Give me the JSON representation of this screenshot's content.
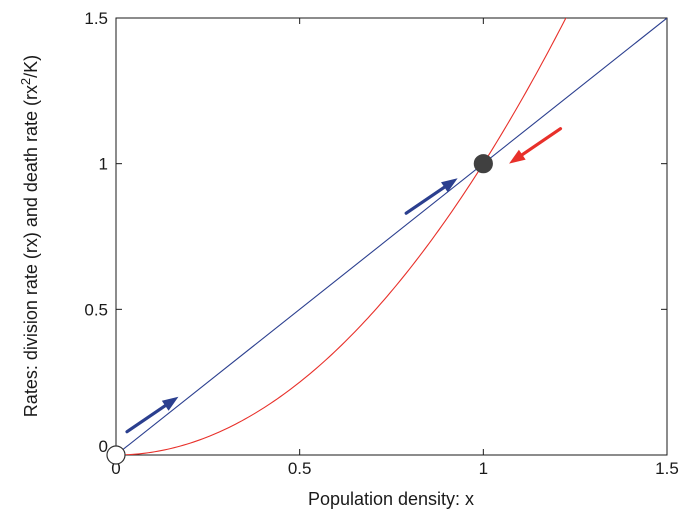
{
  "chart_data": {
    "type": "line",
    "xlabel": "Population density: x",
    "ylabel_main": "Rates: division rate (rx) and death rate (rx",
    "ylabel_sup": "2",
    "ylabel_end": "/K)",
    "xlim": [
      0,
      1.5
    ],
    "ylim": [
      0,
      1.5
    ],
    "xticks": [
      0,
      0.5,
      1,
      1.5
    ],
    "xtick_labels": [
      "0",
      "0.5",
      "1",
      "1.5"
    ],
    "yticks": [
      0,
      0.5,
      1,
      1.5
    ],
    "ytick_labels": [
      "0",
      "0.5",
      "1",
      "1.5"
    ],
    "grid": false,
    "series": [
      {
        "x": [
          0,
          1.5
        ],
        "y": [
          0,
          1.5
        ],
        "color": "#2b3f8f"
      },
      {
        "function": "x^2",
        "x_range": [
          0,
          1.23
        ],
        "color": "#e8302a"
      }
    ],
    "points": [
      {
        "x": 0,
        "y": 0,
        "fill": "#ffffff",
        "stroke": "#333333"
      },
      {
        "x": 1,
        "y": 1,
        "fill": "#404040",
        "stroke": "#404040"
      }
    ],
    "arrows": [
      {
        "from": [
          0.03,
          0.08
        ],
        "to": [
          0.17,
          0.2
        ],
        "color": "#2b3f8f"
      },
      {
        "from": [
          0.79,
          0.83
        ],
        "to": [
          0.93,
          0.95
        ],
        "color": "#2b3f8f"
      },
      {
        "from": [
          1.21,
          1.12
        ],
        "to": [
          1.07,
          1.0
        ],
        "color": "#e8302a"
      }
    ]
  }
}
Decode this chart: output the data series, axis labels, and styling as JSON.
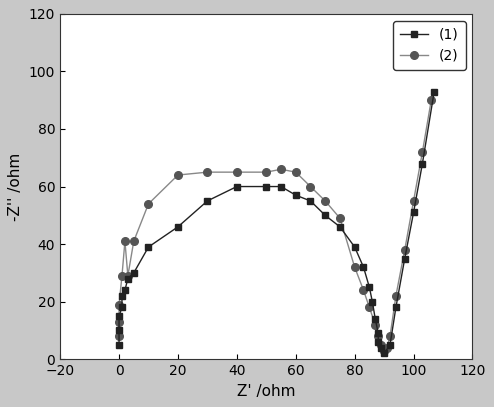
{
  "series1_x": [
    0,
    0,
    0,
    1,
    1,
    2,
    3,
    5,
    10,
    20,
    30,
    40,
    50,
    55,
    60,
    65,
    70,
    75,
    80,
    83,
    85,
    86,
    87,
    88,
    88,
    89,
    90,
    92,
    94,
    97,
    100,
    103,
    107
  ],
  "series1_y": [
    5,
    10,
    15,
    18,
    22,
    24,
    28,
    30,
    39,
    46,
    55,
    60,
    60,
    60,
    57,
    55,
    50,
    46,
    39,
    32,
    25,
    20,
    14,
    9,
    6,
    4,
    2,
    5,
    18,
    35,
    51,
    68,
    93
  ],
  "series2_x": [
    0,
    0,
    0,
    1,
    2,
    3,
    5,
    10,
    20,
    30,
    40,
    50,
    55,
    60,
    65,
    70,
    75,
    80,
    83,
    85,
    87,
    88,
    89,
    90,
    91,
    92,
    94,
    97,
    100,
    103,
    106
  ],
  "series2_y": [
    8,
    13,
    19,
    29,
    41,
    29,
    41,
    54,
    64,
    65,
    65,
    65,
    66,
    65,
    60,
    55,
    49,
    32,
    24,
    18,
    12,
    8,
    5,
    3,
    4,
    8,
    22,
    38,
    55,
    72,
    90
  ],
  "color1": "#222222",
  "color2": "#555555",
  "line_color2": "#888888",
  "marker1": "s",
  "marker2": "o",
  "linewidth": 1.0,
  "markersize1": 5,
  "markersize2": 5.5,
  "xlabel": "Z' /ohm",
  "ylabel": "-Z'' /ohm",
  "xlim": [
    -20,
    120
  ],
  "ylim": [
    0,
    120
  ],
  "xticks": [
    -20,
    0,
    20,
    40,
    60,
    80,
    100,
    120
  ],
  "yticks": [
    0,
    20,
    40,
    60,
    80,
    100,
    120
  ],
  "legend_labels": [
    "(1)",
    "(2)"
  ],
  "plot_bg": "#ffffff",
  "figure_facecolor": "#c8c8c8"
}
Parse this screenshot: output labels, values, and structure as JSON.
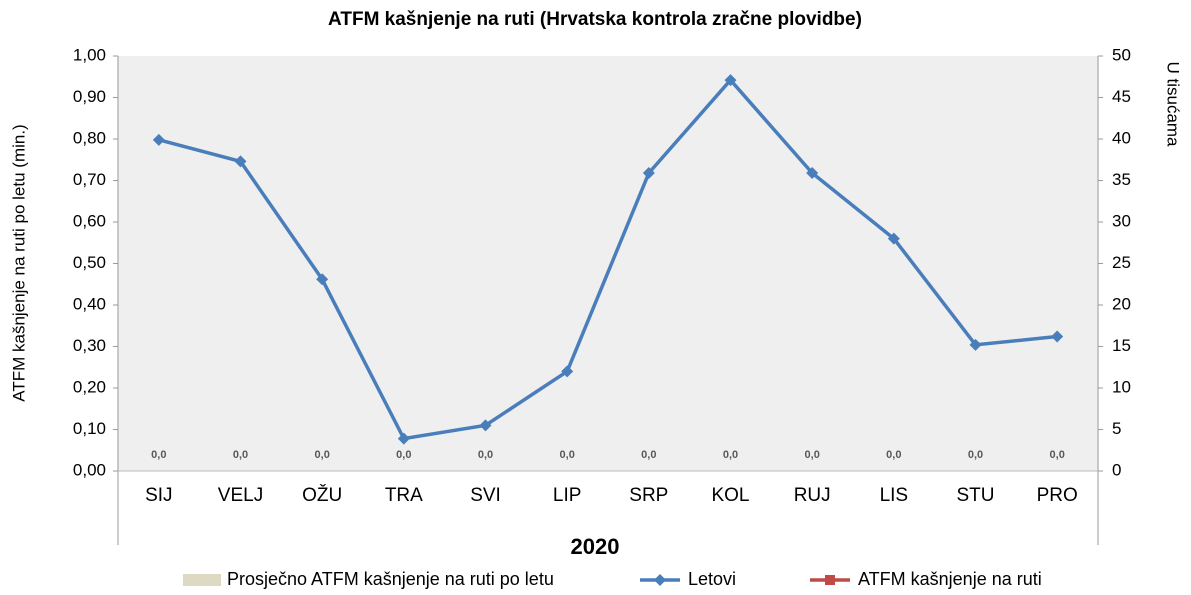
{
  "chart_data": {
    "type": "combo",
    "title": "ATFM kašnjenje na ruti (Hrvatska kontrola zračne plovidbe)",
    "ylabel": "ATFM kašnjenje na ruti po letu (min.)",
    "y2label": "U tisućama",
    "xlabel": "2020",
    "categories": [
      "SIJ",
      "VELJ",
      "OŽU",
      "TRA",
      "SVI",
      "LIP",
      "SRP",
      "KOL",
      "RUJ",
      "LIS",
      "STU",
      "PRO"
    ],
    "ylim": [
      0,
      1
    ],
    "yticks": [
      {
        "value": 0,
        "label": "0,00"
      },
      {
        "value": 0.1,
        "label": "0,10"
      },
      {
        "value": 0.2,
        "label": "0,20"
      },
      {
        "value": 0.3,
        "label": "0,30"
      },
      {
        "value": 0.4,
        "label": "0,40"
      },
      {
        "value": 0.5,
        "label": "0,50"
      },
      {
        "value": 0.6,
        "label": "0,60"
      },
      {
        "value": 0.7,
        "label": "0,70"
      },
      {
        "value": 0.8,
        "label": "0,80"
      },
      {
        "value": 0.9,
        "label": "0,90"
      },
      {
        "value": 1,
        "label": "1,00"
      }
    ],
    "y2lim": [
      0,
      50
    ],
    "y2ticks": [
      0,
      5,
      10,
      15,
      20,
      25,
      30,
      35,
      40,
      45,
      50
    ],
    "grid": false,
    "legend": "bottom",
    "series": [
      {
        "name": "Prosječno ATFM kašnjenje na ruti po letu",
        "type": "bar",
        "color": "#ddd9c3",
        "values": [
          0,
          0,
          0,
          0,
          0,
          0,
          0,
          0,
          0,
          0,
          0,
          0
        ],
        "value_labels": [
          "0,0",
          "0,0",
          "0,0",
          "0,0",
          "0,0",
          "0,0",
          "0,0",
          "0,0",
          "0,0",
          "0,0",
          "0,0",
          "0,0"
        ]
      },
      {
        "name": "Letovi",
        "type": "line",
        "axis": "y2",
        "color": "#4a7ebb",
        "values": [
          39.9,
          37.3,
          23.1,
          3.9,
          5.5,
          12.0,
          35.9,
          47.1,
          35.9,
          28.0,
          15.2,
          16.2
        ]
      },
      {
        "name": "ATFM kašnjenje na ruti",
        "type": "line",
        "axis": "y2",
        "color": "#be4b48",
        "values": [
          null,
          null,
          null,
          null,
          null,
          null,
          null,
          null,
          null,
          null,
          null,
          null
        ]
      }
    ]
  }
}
^^^^
What you will do ▸ Report all lines of the data that include the word "ATFM".

Finished answer ▸
    "title": "ATFM kašnjenje na ruti (Hrvatska kontrola zračne plovidbe)",
    "ylabel": "ATFM kašnjenje na ruti po letu (min.)",
        "name": "Prosječno ATFM kašnjenje na ruti po letu",
        "name": "ATFM kašnjenje na ruti",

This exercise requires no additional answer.